AIM OF THE TASK =>
Every line of the listing must be reproduced as it stands. Leave the images behind.

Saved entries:
## start
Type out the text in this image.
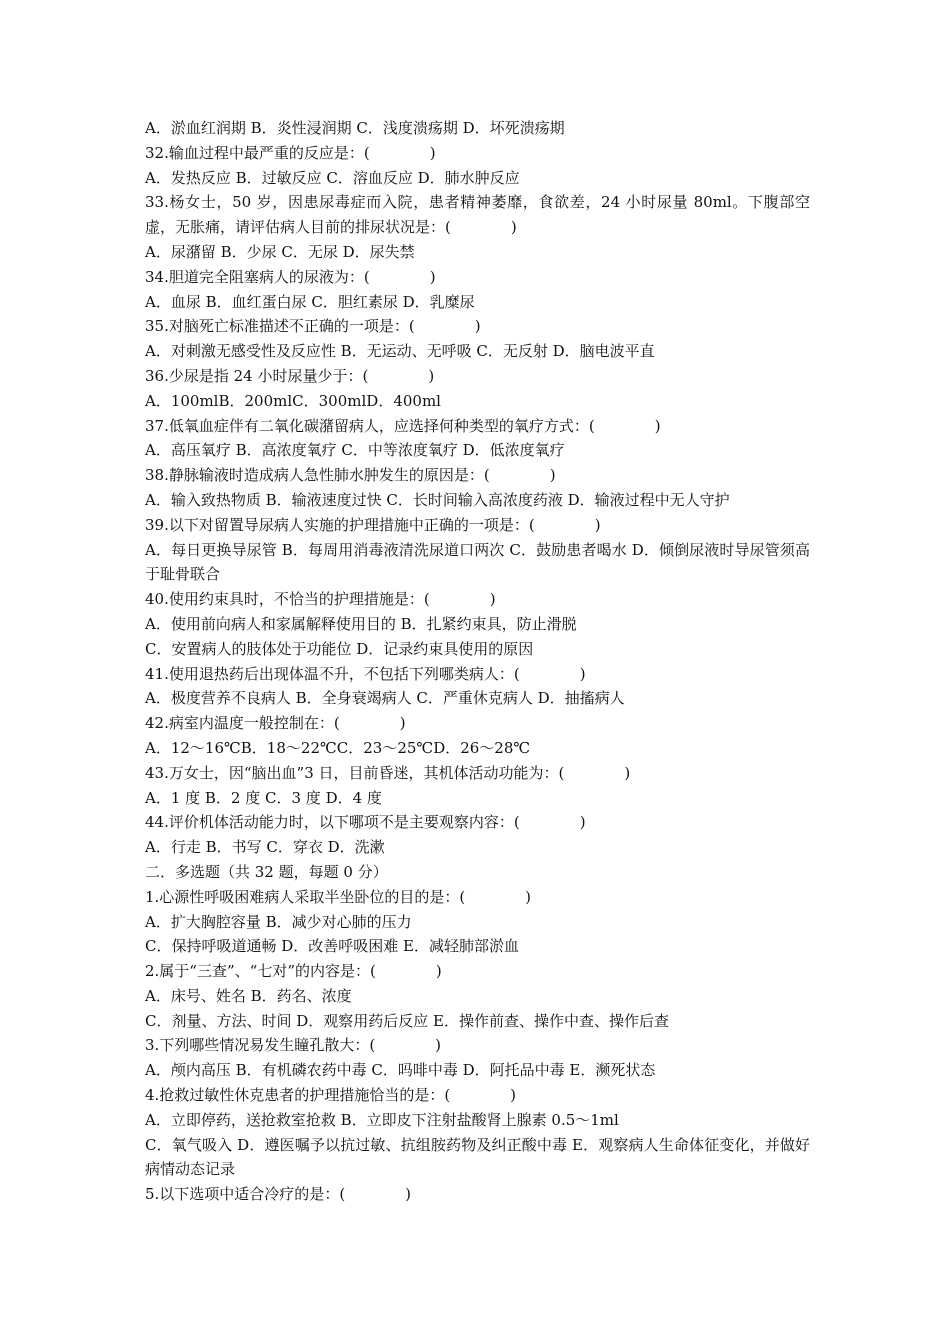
A．淤血红润期 B．炎性浸润期 C．浅度溃疡期 D．坏死溃疡期
32.输血过程中最严重的反应是：(　　　　)
A．发热反应 B．过敏反应 C．溶血反应 D．肺水肿反应
33.杨女士，50 岁，因患尿毒症而入院，患者精神萎靡，食欲差，24 小时尿量 80ml。下腹部空虚，无胀痛，请评估病人目前的排尿状况是：(　　　　)
A．尿潴留 B．少尿 C．无尿 D．尿失禁
34.胆道完全阻塞病人的尿液为：(　　　　)
A．血尿 B．血红蛋白尿 C．胆红素尿 D．乳糜尿
35.对脑死亡标准描述不正确的一项是：(　　　　)
A．对刺激无感受性及反应性 B．无运动、无呼吸 C．无反射 D．脑电波平直
36.少尿是指 24 小时尿量少于：(　　　　)
A．100mlB．200mlC．300mlD．400ml
37.低氧血症伴有二氧化碳潴留病人，应选择何种类型的氧疗方式：(　　　　)
A．高压氧疗 B．高浓度氧疗 C．中等浓度氧疗 D．低浓度氧疗
38.静脉输液时造成病人急性肺水肿发生的原因是：(　　　　)
A．输入致热物质 B．输液速度过快 C．长时间输入高浓度药液 D．输液过程中无人守护
39.以下对留置导尿病人实施的护理措施中正确的一项是：(　　　　)
A．每日更换导尿管 B．每周用消毒液清洗尿道口两次 C．鼓励患者喝水 D．倾倒尿液时导尿管须高于耻骨联合
40.使用约束具时，不恰当的护理措施是：(　　　　)
A．使用前向病人和家属解释使用目的 B．扎紧约束具，防止滑脱
C．安置病人的肢体处于功能位 D．记录约束具使用的原因
41.使用退热药后出现体温不升，不包括下列哪类病人：(　　　　)
A．极度营养不良病人 B．全身衰竭病人 C．严重休克病人 D．抽搐病人
42.病室内温度一般控制在：(　　　　)
A．12～16℃B．18～22℃C．23～25℃D．26～28℃
43.万女士，因“脑出血”3 日，目前昏迷，其机体活动功能为：(　　　　)
A．1 度 B．2 度 C．3 度 D．4 度
44.评价机体活动能力时，以下哪项不是主要观察内容：(　　　　)
A．行走 B．书写 C．穿衣 D．洗漱
二．多选题（共 32 题，每题 0 分）
1.心源性呼吸困难病人采取半坐卧位的目的是：(　　　　)
A．扩大胸腔容量 B．减少对心肺的压力
C．保持呼吸道通畅 D．改善呼吸困难 E．减轻肺部淤血
2.属于“三查”、“七对”的内容是：(　　　　)
A．床号、姓名 B．药名、浓度
C．剂量、方法、时间 D．观察用药后反应 E．操作前查、操作中查、操作后查
3.下列哪些情况易发生瞳孔散大：(　　　　)
A．颅内高压 B．有机磷农药中毒 C．吗啡中毒 D．阿托品中毒 E．濒死状态
4.抢救过敏性休克患者的护理措施恰当的是：(　　　　)
A．立即停药，送抢救室抢救 B．立即皮下注射盐酸肾上腺素 0.5～1ml
C．氧气吸入 D．遵医嘱予以抗过敏、抗组胺药物及纠正酸中毒 E．观察病人生命体征变化，并做好病情动态记录
5.以下选项中适合冷疗的是：(　　　　)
## end
REPLY TO THE TASK =>
Type out the text in this image.
A．淤血红润期 B．炎性浸润期 C．浅度溃疡期 D．坏死溃疡期
32.输血过程中最严重的反应是：(　　　　)
A．发热反应 B．过敏反应 C．溶血反应 D．肺水肿反应
33.杨女士，50 岁，因患尿毒症而入院，患者精神萎靡，食欲差，24 小时尿量 80ml。下腹部空虚，无胀痛，请评估病人目前的排尿状况是：(　　　　)
A．尿潴留 B．少尿 C．无尿 D．尿失禁
34.胆道完全阻塞病人的尿液为：(　　　　)
A．血尿 B．血红蛋白尿 C．胆红素尿 D．乳糜尿
35.对脑死亡标准描述不正确的一项是：(　　　　)
A．对刺激无感受性及反应性 B．无运动、无呼吸 C．无反射 D．脑电波平直
36.少尿是指 24 小时尿量少于：(　　　　)
A．100mlB．200mlC．300mlD．400ml
37.低氧血症伴有二氧化碳潴留病人，应选择何种类型的氧疗方式：(　　　　)
A．高压氧疗 B．高浓度氧疗 C．中等浓度氧疗 D．低浓度氧疗
38.静脉输液时造成病人急性肺水肿发生的原因是：(　　　　)
A．输入致热物质 B．输液速度过快 C．长时间输入高浓度药液 D．输液过程中无人守护
39.以下对留置导尿病人实施的护理措施中正确的一项是：(　　　　)
A．每日更换导尿管 B．每周用消毒液清洗尿道口两次 C．鼓励患者喝水 D．倾倒尿液时导尿管须高于耻骨联合
40.使用约束具时，不恰当的护理措施是：(　　　　)
A．使用前向病人和家属解释使用目的 B．扎紧约束具，防止滑脱
C．安置病人的肢体处于功能位 D．记录约束具使用的原因
41.使用退热药后出现体温不升，不包括下列哪类病人：(　　　　)
A．极度营养不良病人 B．全身衰竭病人 C．严重休克病人 D．抽搐病人
42.病室内温度一般控制在：(　　　　)
A．12～16℃B．18～22℃C．23～25℃D．26～28℃
43.万女士，因“脑出血”3 日，目前昏迷，其机体活动功能为：(　　　　)
A．1 度 B．2 度 C．3 度 D．4 度
44.评价机体活动能力时，以下哪项不是主要观察内容：(　　　　)
A．行走 B．书写 C．穿衣 D．洗漱
二．多选题（共 32 题，每题 0 分）
1.心源性呼吸困难病人采取半坐卧位的目的是：(　　　　)
A．扩大胸腔容量 B．减少对心肺的压力
C．保持呼吸道通畅 D．改善呼吸困难 E．减轻肺部淤血
2.属于“三查”、“七对”的内容是：(　　　　)
A．床号、姓名 B．药名、浓度
C．剂量、方法、时间 D．观察用药后反应 E．操作前查、操作中查、操作后查
3.下列哪些情况易发生瞳孔散大：(　　　　)
A．颅内高压 B．有机磷农药中毒 C．吗啡中毒 D．阿托品中毒 E．濒死状态
4.抢救过敏性休克患者的护理措施恰当的是：(　　　　)
A．立即停药，送抢救室抢救 B．立即皮下注射盐酸肾上腺素 0.5～1ml
C．氧气吸入 D．遵医嘱予以抗过敏、抗组胺药物及纠正酸中毒 E．观察病人生命体征变化，并做好病情动态记录
5.以下选项中适合冷疗的是：(　　　　)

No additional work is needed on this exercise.